> [Task instructions]: All of the data below must be repeated exactly.

── Stored data

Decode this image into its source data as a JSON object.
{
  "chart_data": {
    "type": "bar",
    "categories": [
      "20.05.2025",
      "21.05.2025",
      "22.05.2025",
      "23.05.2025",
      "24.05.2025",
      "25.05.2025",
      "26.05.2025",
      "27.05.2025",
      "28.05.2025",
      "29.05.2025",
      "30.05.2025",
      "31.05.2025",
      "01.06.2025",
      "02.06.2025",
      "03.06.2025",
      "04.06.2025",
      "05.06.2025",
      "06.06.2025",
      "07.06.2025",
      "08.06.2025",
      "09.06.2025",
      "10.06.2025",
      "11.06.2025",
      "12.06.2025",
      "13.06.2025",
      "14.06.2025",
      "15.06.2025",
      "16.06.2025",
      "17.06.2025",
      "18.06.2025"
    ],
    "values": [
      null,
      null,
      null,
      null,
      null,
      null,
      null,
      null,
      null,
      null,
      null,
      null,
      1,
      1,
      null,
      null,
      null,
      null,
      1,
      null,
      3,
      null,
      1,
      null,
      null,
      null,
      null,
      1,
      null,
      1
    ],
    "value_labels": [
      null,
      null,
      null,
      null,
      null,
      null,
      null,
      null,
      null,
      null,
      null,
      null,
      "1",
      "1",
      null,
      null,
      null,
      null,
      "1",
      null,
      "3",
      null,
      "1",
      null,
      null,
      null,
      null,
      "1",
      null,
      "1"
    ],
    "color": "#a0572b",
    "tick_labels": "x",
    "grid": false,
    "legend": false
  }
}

────

> [Solution to this exercise]:
Decode this image into its source data as a JSON object.
{
  "chart_data": {
    "type": "bar",
    "categories": [
      "20.05.2025",
      "21.05.2025",
      "22.05.2025",
      "23.05.2025",
      "24.05.2025",
      "25.05.2025",
      "26.05.2025",
      "27.05.2025",
      "28.05.2025",
      "29.05.2025",
      "30.05.2025",
      "31.05.2025",
      "01.06.2025",
      "02.06.2025",
      "03.06.2025",
      "04.06.2025",
      "05.06.2025",
      "06.06.2025",
      "07.06.2025",
      "08.06.2025",
      "09.06.2025",
      "10.06.2025",
      "11.06.2025",
      "12.06.2025",
      "13.06.2025",
      "14.06.2025",
      "15.06.2025",
      "16.06.2025",
      "17.06.2025",
      "18.06.2025"
    ],
    "values": [
      null,
      null,
      null,
      null,
      null,
      null,
      null,
      null,
      null,
      null,
      null,
      null,
      1,
      1,
      null,
      null,
      null,
      null,
      1,
      null,
      3,
      null,
      1,
      null,
      null,
      null,
      null,
      1,
      null,
      1
    ],
    "value_labels": [
      null,
      null,
      null,
      null,
      null,
      null,
      null,
      null,
      null,
      null,
      null,
      null,
      "1",
      "1",
      null,
      null,
      null,
      null,
      "1",
      null,
      "3",
      null,
      "1",
      null,
      null,
      null,
      null,
      "1",
      null,
      "1"
    ],
    "color": "#a0572b",
    "tick_labels": "x",
    "grid": false,
    "legend": false
  }
}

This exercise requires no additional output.